## Task directions
Transcribe each record below word for word.

## Supplied material
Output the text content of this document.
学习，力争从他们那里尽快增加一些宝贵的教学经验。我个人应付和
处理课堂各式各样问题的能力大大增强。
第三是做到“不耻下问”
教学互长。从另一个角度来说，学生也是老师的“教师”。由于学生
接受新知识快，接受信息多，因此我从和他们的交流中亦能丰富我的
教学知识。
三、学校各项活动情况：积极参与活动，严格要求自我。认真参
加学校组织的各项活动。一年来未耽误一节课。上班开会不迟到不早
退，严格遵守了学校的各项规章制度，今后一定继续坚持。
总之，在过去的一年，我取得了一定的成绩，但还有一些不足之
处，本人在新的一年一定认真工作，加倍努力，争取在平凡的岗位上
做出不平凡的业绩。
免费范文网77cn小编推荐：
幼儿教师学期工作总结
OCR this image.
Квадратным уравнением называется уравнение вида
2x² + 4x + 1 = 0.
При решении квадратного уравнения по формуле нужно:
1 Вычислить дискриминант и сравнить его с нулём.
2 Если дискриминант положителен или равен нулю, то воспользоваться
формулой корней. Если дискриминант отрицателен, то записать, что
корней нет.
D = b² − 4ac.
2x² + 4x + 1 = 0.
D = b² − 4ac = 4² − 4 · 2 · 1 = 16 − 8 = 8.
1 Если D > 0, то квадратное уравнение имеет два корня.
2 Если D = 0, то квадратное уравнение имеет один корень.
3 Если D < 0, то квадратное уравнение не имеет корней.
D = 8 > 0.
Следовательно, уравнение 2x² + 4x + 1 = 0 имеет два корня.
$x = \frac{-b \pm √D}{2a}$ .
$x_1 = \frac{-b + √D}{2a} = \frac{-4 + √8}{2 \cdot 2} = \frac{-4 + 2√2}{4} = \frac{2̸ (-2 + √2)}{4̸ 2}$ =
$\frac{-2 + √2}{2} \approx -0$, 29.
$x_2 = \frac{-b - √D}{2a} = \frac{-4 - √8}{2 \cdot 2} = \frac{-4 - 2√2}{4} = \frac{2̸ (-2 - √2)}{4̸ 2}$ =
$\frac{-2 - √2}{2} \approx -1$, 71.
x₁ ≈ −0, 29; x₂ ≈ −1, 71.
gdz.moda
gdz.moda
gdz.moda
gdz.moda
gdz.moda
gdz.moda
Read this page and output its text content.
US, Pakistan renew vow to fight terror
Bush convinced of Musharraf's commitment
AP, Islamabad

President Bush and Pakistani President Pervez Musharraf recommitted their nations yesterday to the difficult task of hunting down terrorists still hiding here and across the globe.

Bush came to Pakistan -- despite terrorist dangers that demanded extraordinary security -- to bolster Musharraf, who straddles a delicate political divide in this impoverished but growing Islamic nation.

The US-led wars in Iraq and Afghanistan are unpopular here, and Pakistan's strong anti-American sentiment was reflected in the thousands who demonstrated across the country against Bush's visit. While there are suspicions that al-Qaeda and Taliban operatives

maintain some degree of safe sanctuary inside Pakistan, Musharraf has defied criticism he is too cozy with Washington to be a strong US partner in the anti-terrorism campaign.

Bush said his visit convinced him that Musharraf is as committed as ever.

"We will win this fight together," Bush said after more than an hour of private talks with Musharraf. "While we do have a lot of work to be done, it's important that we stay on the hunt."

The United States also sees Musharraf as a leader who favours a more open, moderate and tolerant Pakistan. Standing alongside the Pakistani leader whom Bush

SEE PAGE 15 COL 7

## Complete output
Output the text content of this document.
学习，力争从他们那里尽快增加一些宝贵的教学经验。我个人应付和
处理课堂各式各样问题的能力大大增强。
第三是做到“不耻下问”
教学互长。从另一个角度来说，学生也是老师的“教师”。由于学生
接受新知识快，接受信息多，因此我从和他们的交流中亦能丰富我的
教学知识。
三、学校各项活动情况：积极参与活动，严格要求自我。认真参
加学校组织的各项活动。一年来未耽误一节课。上班开会不迟到不早
退，严格遵守了学校的各项规章制度，今后一定继续坚持。
总之，在过去的一年，我取得了一定的成绩，但还有一些不足之
处，本人在新的一年一定认真工作，加倍努力，争取在平凡的岗位上
做出不平凡的业绩。
免费范文网77cn小编推荐：
幼儿教师学期工作总结
OCR this image.
Квадратным уравнением называется уравнение вида
2x² + 4x + 1 = 0.
При решении квадратного уравнения по формуле нужно:
1 Вычислить дискриминант и сравнить его с нулём.
2 Если дискриминант положителен или равен нулю, то воспользоваться
формулой корней. Если дискриминант отрицателен, то записать, что
корней нет.
D = b² − 4ac.
2x² + 4x + 1 = 0.
D = b² − 4ac = 4² − 4 · 2 · 1 = 16 − 8 = 8.
1 Если D > 0, то квадратное уравнение имеет два корня.
2 Если D = 0, то квадратное уравнение имеет один корень.
3 Если D < 0, то квадратное уравнение не имеет корней.
D = 8 > 0.
Следовательно, уравнение 2x² + 4x + 1 = 0 имеет два корня.
$x = \frac{-b \pm √D}{2a}$ .
$x_1 = \frac{-b + √D}{2a} = \frac{-4 + √8}{2 \cdot 2} = \frac{-4 + 2√2}{4} = \frac{2̸ (-2 + √2)}{4̸ 2}$ =
$\frac{-2 + √2}{2} \approx -0$, 29.
$x_2 = \frac{-b - √D}{2a} = \frac{-4 - √8}{2 \cdot 2} = \frac{-4 - 2√2}{4} = \frac{2̸ (-2 - √2)}{4̸ 2}$ =
$\frac{-2 - √2}{2} \approx -1$, 71.
x₁ ≈ −0, 29; x₂ ≈ −1, 71.
gdz.moda
gdz.moda
gdz.moda
gdz.moda
gdz.moda
gdz.moda
Read this page and output its text content.
US, Pakistan renew vow to fight terror
Bush convinced of Musharraf's commitment
AP, Islamabad

President Bush and Pakistani President Pervez Musharraf recommitted their nations yesterday to the difficult task of hunting down terrorists still hiding here and across the globe.

Bush came to Pakistan -- despite terrorist dangers that demanded extraordinary security -- to bolster Musharraf, who straddles a delicate political divide in this impoverished but growing Islamic nation.

The US-led wars in Iraq and Afghanistan are unpopular here, and Pakistan's strong anti-American sentiment was reflected in the thousands who demonstrated across the country against Bush's visit. While there are suspicions that al-Qaeda and Taliban operatives

maintain some degree of safe sanctuary inside Pakistan, Musharraf has defied criticism he is too cozy with Washington to be a strong US partner in the anti-terrorism campaign.

Bush said his visit convinced him that Musharraf is as committed as ever.

"We will win this fight together," Bush said after more than an hour of private talks with Musharraf. "While we do have a lot of work to be done, it's important that we stay on the hunt."

The United States also sees Musharraf as a leader who favours a more open, moderate and tolerant Pakistan. Standing alongside the Pakistani leader whom Bush

SEE PAGE 15 COL 7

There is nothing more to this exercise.